▽

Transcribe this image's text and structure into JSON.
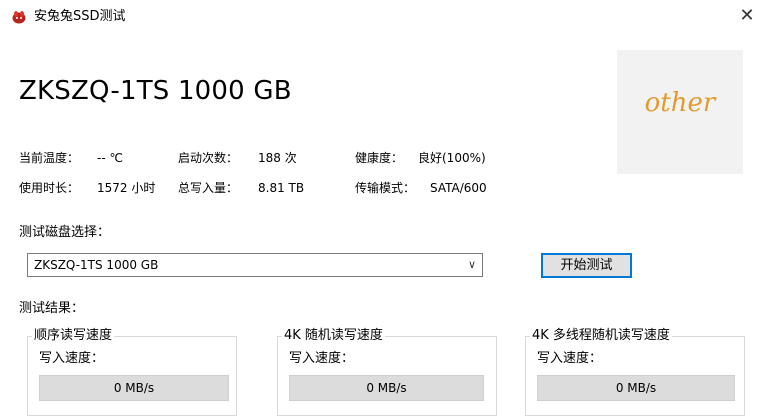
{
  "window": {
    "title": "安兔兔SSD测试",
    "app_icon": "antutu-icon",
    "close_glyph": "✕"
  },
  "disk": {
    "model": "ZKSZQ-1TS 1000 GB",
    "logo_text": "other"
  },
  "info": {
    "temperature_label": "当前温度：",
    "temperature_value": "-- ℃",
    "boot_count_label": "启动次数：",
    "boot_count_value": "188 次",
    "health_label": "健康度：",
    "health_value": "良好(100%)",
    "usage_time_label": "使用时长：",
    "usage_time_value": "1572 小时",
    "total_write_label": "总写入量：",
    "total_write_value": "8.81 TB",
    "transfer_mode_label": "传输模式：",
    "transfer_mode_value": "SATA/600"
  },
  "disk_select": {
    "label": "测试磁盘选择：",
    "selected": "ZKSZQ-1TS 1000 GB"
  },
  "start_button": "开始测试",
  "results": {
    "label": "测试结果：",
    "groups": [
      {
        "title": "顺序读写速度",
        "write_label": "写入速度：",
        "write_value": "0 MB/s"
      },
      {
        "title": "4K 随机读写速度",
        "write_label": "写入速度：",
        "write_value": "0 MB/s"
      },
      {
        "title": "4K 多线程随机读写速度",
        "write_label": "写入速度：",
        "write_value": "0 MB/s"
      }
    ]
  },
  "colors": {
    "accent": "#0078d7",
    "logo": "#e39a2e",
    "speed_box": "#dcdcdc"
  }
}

△
▽

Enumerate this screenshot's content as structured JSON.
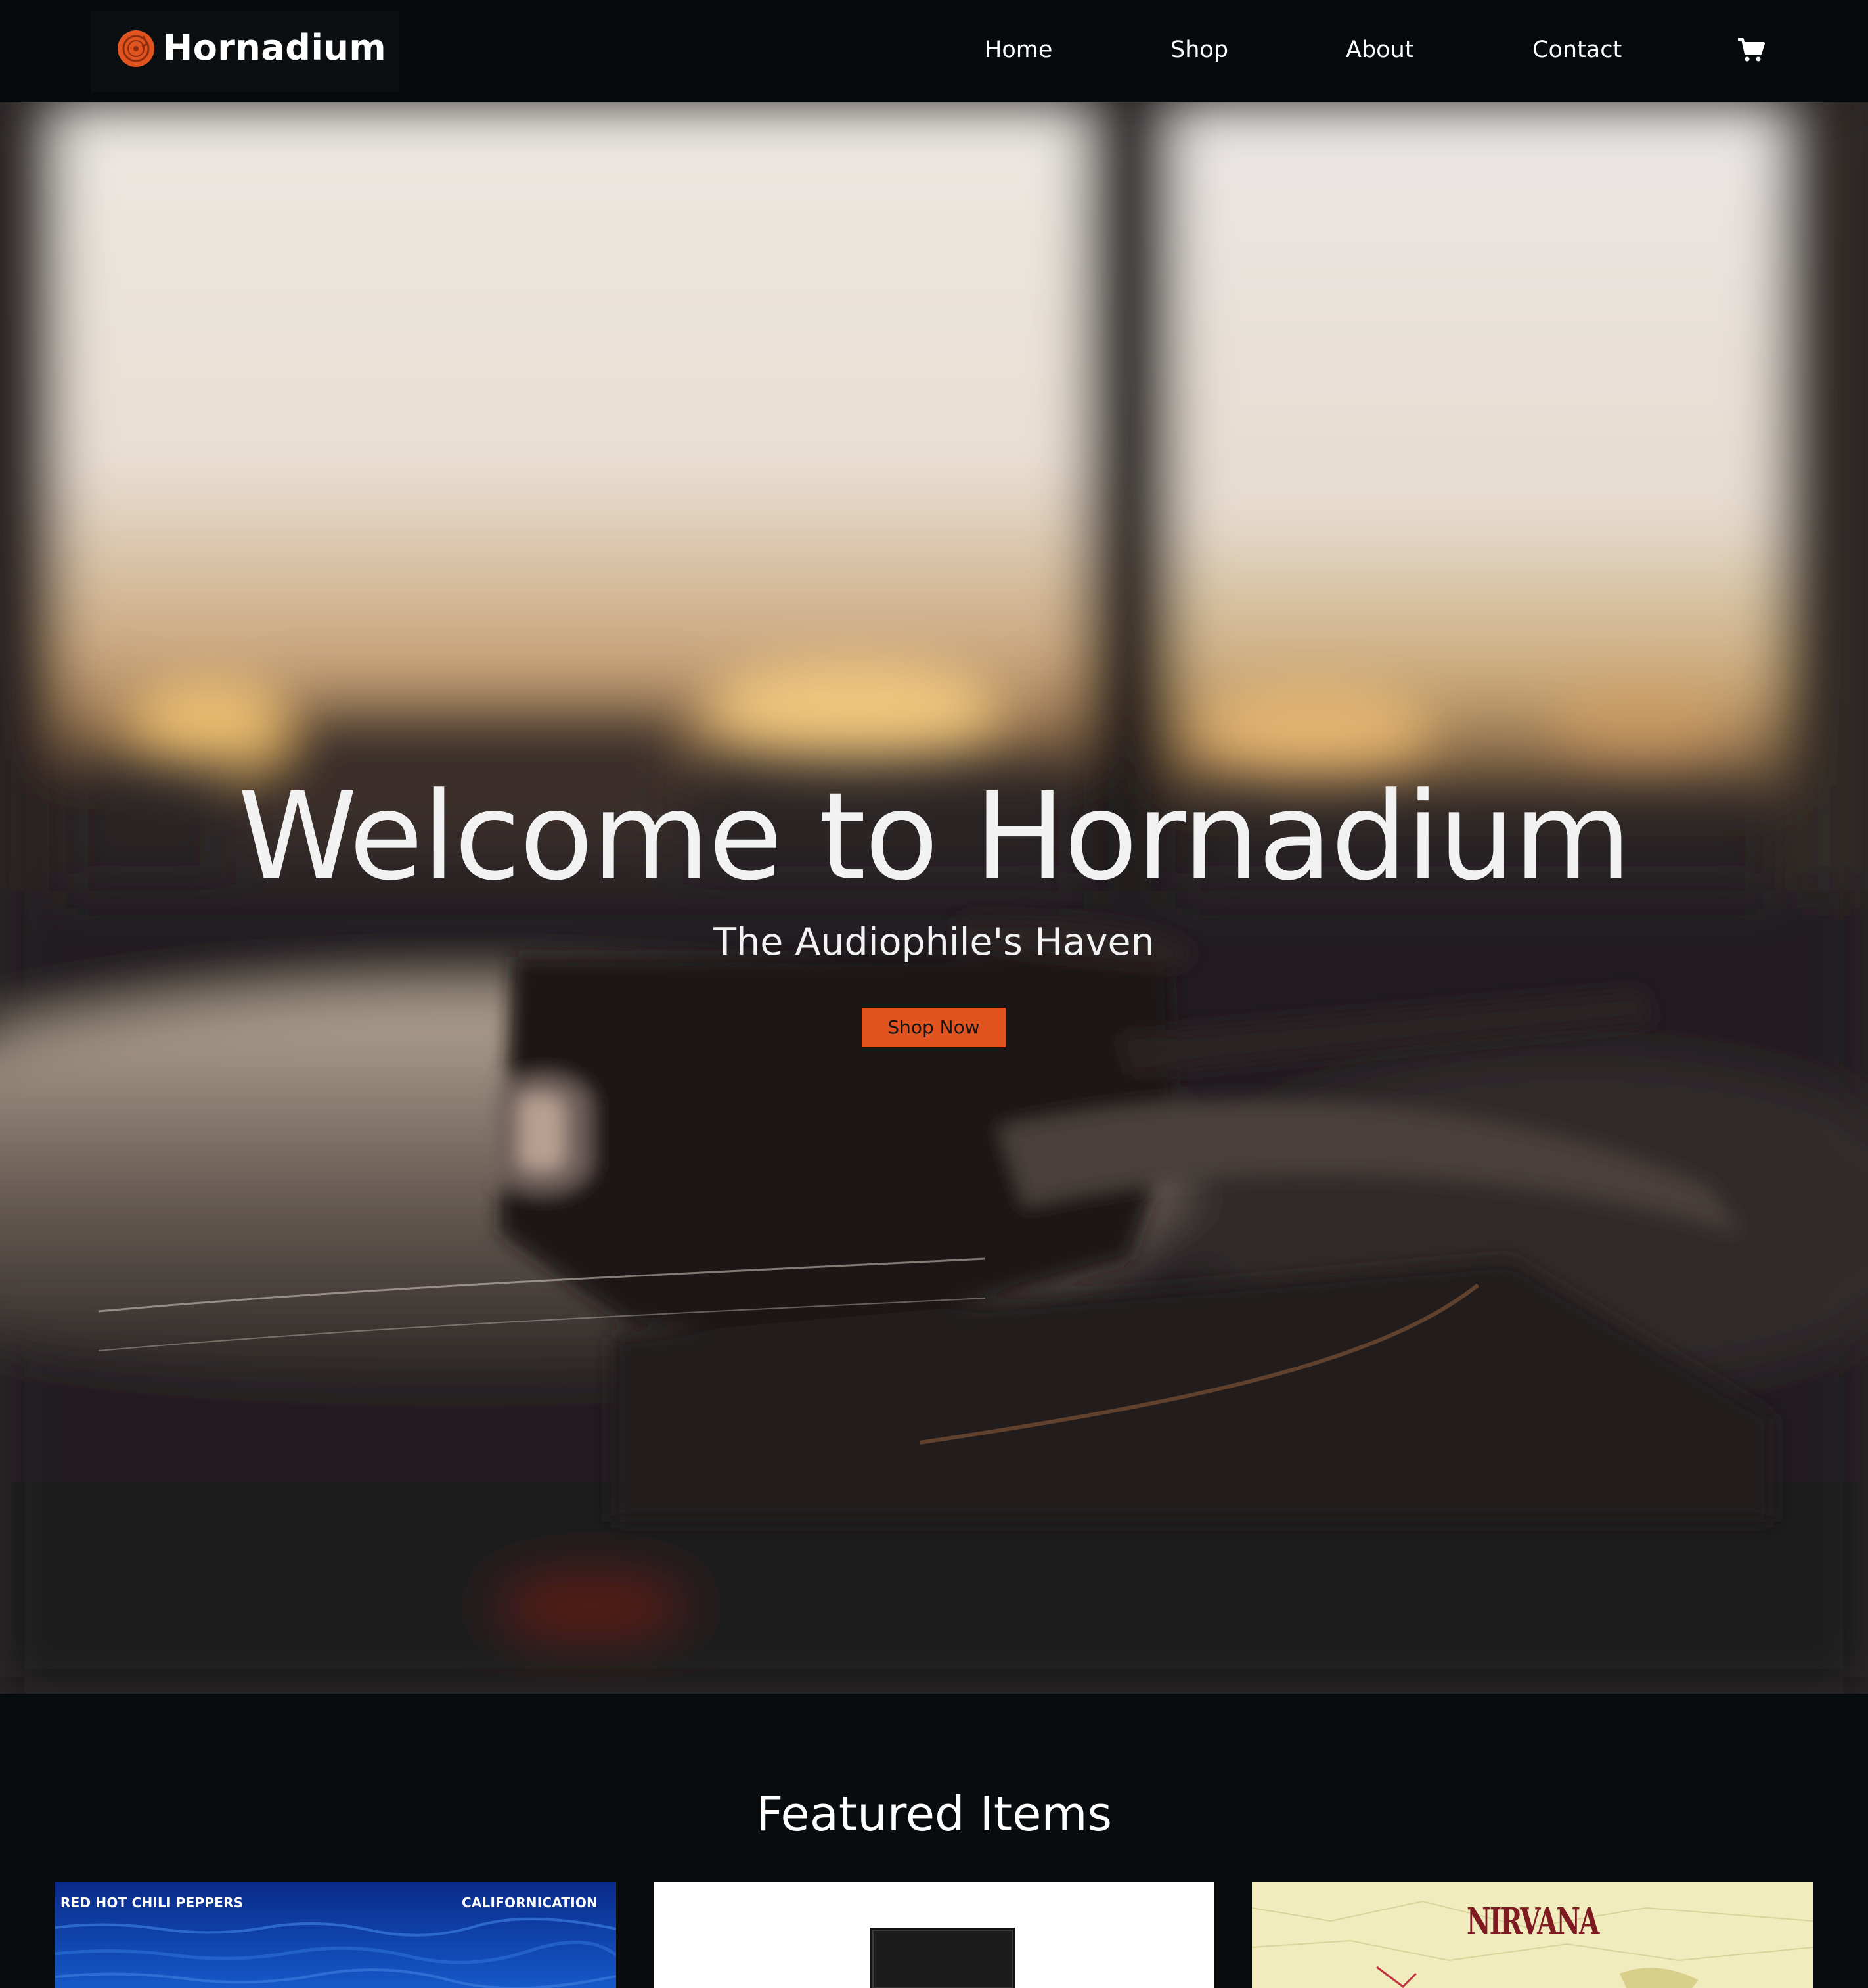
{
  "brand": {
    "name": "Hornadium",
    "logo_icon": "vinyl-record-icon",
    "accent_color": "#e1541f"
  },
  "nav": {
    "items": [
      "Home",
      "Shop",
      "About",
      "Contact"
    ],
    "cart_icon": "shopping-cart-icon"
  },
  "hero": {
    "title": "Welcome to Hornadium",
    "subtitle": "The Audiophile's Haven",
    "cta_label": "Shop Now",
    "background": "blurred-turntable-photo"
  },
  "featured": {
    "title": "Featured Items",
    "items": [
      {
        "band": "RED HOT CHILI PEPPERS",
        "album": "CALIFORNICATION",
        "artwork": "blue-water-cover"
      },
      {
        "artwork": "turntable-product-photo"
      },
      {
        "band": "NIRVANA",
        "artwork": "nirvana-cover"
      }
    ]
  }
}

△
▽

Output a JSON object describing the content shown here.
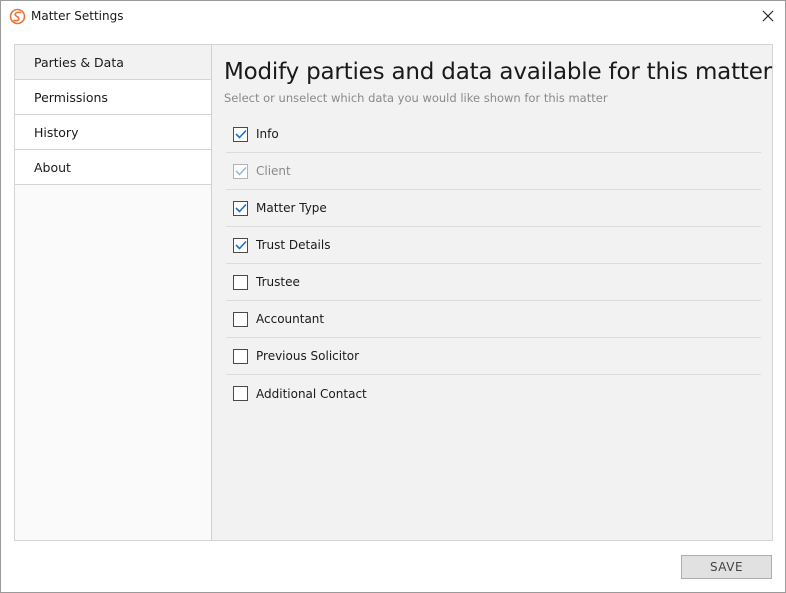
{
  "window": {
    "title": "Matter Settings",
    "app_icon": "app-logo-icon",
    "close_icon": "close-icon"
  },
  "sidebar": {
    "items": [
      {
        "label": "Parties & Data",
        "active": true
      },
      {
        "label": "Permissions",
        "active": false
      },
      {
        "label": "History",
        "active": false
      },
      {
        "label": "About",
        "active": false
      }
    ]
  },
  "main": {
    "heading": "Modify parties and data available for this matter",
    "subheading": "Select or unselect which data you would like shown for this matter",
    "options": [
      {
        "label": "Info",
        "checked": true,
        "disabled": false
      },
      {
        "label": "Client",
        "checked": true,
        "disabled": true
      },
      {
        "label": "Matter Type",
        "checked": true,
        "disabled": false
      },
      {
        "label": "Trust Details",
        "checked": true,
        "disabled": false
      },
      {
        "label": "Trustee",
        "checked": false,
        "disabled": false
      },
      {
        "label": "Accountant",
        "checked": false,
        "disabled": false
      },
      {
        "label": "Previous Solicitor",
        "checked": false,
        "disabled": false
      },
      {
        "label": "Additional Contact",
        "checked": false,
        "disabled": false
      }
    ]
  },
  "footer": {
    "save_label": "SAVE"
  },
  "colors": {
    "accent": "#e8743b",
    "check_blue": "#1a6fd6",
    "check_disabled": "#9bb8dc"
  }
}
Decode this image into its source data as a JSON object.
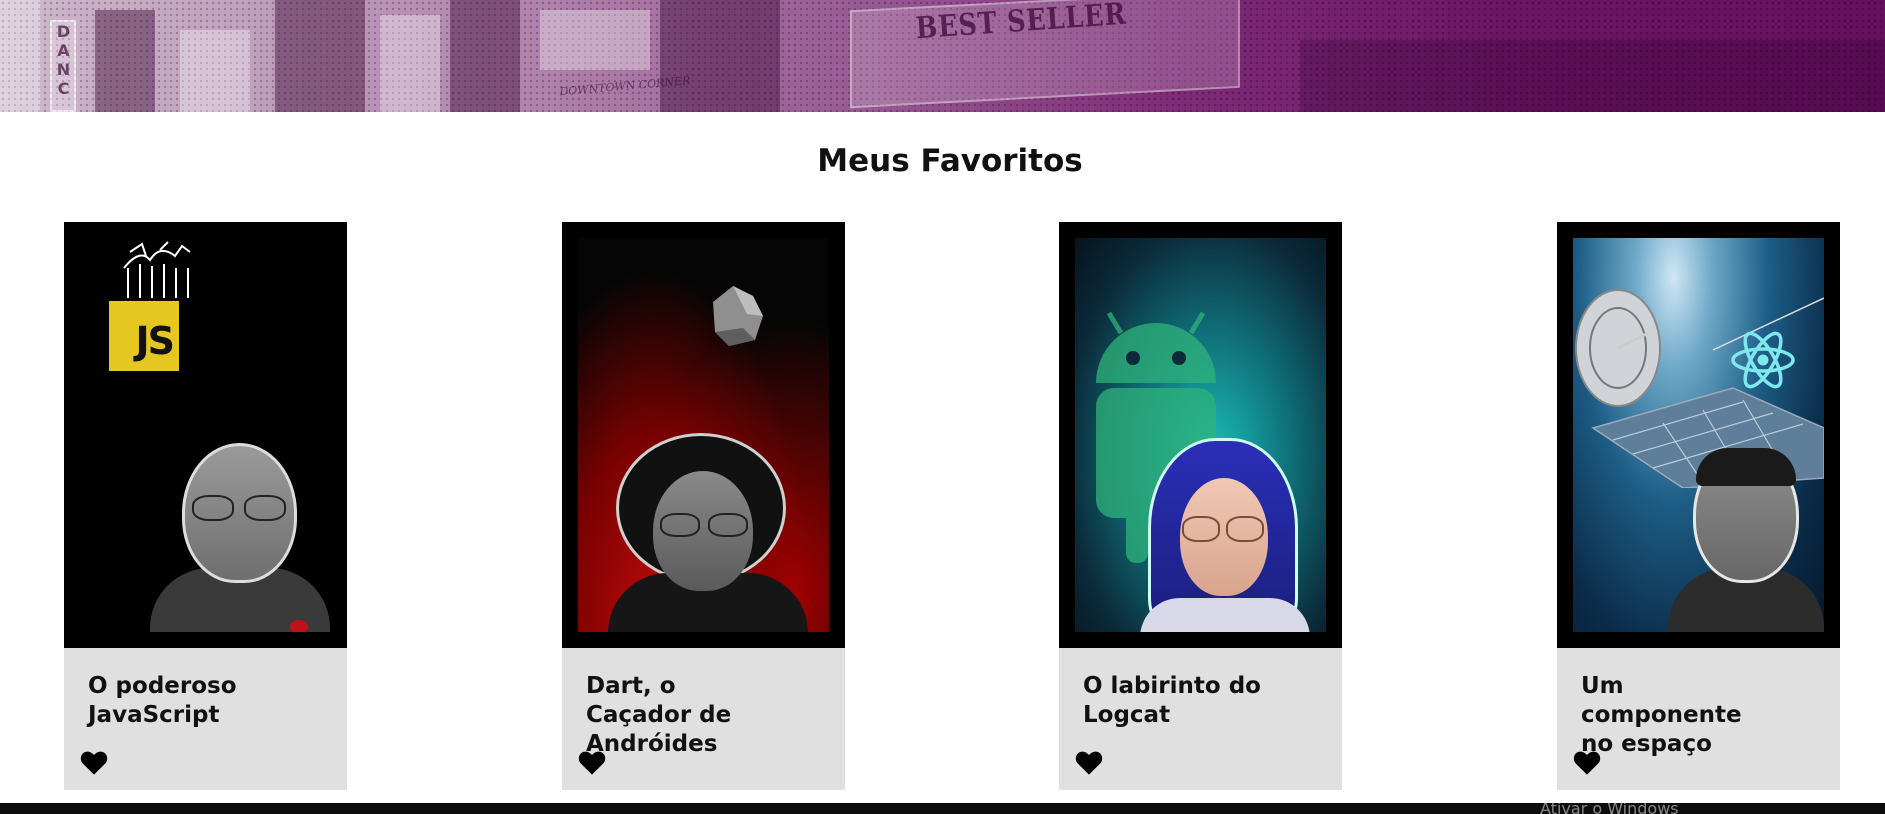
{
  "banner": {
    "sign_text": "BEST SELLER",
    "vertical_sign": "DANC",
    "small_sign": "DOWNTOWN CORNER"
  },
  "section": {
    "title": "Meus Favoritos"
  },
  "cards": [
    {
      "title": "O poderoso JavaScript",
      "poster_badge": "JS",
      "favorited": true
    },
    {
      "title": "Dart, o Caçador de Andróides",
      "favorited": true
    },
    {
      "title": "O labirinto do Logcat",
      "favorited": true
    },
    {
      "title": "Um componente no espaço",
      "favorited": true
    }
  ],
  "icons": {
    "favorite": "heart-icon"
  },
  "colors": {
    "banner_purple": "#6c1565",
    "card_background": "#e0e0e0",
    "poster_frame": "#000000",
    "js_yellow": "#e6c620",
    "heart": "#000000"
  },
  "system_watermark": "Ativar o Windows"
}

△

Take every line above carrying "band" and return it.

        "band": "RED HOT CHILI PEPPERS",
        "band": "NIRVANA",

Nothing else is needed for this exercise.